GIVEN PROBLEM.
Repeat every entry in the listing below, exactly.

'''

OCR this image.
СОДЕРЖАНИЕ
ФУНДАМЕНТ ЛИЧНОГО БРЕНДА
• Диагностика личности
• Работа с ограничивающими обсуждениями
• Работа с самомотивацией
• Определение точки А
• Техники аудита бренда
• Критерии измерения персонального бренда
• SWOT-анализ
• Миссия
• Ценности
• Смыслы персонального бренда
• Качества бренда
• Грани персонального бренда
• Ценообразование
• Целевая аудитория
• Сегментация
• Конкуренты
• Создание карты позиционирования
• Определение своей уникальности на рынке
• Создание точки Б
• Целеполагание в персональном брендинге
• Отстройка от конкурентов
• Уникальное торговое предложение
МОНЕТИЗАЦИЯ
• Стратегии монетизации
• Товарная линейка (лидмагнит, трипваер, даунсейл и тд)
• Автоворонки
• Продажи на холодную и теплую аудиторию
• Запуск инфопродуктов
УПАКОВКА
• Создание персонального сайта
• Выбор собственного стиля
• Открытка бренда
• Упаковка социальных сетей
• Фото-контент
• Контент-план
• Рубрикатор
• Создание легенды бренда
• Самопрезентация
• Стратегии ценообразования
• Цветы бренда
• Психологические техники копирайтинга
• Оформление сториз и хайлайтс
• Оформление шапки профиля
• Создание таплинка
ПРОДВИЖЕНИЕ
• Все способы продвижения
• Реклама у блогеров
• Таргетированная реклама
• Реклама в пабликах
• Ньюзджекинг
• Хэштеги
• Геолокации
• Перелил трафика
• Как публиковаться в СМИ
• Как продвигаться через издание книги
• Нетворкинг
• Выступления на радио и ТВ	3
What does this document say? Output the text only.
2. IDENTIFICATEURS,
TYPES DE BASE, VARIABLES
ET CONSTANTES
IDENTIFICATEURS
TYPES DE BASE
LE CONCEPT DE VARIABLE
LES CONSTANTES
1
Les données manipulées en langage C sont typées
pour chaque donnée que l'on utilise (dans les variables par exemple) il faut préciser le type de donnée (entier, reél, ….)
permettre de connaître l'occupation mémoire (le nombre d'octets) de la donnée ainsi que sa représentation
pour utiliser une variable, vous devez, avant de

'''

RESPONSE FOR THIS EXERCISE.
OCR this image.
СОДЕРЖАНИЕ
ФУНДАМЕНТ ЛИЧНОГО БРЕНДА
• Диагностика личности
• Работа с ограничивающими обсуждениями
• Работа с самомотивацией
• Определение точки А
• Техники аудита бренда
• Критерии измерения персонального бренда
• SWOT-анализ
• Миссия
• Ценности
• Смыслы персонального бренда
• Качества бренда
• Грани персонального бренда
• Ценообразование
• Целевая аудитория
• Сегментация
• Конкуренты
• Создание карты позиционирования
• Определение своей уникальности на рынке
• Создание точки Б
• Целеполагание в персональном брендинге
• Отстройка от конкурентов
• Уникальное торговое предложение
МОНЕТИЗАЦИЯ
• Стратегии монетизации
• Товарная линейка (лидмагнит, трипваер, даунсейл и тд)
• Автоворонки
• Продажи на холодную и теплую аудиторию
• Запуск инфопродуктов
УПАКОВКА
• Создание персонального сайта
• Выбор собственного стиля
• Открытка бренда
• Упаковка социальных сетей
• Фото-контент
• Контент-план
• Рубрикатор
• Создание легенды бренда
• Самопрезентация
• Стратегии ценообразования
• Цветы бренда
• Психологические техники копирайтинга
• Оформление сториз и хайлайтс
• Оформление шапки профиля
• Создание таплинка
ПРОДВИЖЕНИЕ
• Все способы продвижения
• Реклама у блогеров
• Таргетированная реклама
• Реклама в пабликах
• Ньюзджекинг
• Хэштеги
• Геолокации
• Перелил трафика
• Как публиковаться в СМИ
• Как продвигаться через издание книги
• Нетворкинг
• Выступления на радио и ТВ	3
What does this document say? Output the text only.
2. IDENTIFICATEURS,
TYPES DE BASE, VARIABLES
ET CONSTANTES
IDENTIFICATEURS
TYPES DE BASE
LE CONCEPT DE VARIABLE
LES CONSTANTES
1
Les données manipulées en langage C sont typées
pour chaque donnée que l'on utilise (dans les variables par exemple) il faut préciser le type de donnée (entier, reél, ….)
permettre de connaître l'occupation mémoire (le nombre d'octets) de la donnée ainsi que sa représentation
pour utiliser une variable, vous devez, avant de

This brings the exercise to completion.